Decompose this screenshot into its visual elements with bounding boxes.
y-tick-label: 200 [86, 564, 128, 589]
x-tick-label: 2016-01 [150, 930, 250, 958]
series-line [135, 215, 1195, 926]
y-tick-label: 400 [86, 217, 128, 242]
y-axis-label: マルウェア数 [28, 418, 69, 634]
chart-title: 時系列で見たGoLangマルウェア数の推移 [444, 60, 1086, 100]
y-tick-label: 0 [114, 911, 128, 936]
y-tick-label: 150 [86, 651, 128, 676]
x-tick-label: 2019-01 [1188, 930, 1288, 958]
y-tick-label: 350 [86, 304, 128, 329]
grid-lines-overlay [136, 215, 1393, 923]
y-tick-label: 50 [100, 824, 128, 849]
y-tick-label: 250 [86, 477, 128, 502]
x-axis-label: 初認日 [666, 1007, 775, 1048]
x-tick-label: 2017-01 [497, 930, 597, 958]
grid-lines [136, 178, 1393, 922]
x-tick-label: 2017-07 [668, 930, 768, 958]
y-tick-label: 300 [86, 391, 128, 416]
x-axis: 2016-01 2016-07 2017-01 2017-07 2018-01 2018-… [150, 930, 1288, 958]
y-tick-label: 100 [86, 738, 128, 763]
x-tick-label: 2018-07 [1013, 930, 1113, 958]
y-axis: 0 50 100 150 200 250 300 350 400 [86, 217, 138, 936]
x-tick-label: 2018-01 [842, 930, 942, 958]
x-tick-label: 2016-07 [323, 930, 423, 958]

● **WHAT YOU HAVE TO DO**: Locate every line in the items above that contains the string "axis", matching case exactly, and copy each such line in full.

● **TASK RESULT**:
y-axis-label: マルウェア数 [28, 418, 69, 634]
x-axis-label: 初認日 [666, 1007, 775, 1048]
x-axis: 2016-01 2016-07 2017-01 2017-07 2018-01 2018-… [150, 930, 1288, 958]
y-axis: 0 50 100 150 200 250 300 350 400 [86, 217, 138, 936]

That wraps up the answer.